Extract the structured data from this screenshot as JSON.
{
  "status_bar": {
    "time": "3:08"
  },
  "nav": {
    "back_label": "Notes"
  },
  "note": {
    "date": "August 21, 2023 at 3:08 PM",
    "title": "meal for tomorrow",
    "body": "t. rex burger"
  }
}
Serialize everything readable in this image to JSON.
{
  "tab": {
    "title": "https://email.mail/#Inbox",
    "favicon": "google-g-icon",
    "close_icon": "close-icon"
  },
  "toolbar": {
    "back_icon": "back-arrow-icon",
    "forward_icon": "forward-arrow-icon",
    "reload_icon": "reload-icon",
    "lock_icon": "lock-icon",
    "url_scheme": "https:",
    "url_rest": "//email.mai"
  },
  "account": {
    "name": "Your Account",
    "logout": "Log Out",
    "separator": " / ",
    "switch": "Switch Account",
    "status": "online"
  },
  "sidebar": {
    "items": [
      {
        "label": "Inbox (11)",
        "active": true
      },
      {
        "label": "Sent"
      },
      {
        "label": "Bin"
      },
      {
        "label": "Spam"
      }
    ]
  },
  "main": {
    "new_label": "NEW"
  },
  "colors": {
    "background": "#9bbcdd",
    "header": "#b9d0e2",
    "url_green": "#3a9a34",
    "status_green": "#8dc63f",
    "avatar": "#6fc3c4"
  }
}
★ ★ ★
### TASK INSTRUCTIONS
Return the entries above exactly, each one complete.

### RESPONSE TO THIS TASK
Extract the structured data from this screenshot as JSON.
{
  "status_bar": {
    "time": "3:08"
  },
  "nav": {
    "back_label": "Notes"
  },
  "note": {
    "date": "August 21, 2023 at 3:08 PM",
    "title": "meal for tomorrow",
    "body": "t. rex burger"
  }
}
Serialize everything readable in this image to JSON.
{
  "tab": {
    "title": "https://email.mail/#Inbox",
    "favicon": "google-g-icon",
    "close_icon": "close-icon"
  },
  "toolbar": {
    "back_icon": "back-arrow-icon",
    "forward_icon": "forward-arrow-icon",
    "reload_icon": "reload-icon",
    "lock_icon": "lock-icon",
    "url_scheme": "https:",
    "url_rest": "//email.mai"
  },
  "account": {
    "name": "Your Account",
    "logout": "Log Out",
    "separator": " / ",
    "switch": "Switch Account",
    "status": "online"
  },
  "sidebar": {
    "items": [
      {
        "label": "Inbox (11)",
        "active": true
      },
      {
        "label": "Sent"
      },
      {
        "label": "Bin"
      },
      {
        "label": "Spam"
      }
    ]
  },
  "main": {
    "new_label": "NEW"
  },
  "colors": {
    "background": "#9bbcdd",
    "header": "#b9d0e2",
    "url_green": "#3a9a34",
    "status_green": "#8dc63f",
    "avatar": "#6fc3c4"
  }
}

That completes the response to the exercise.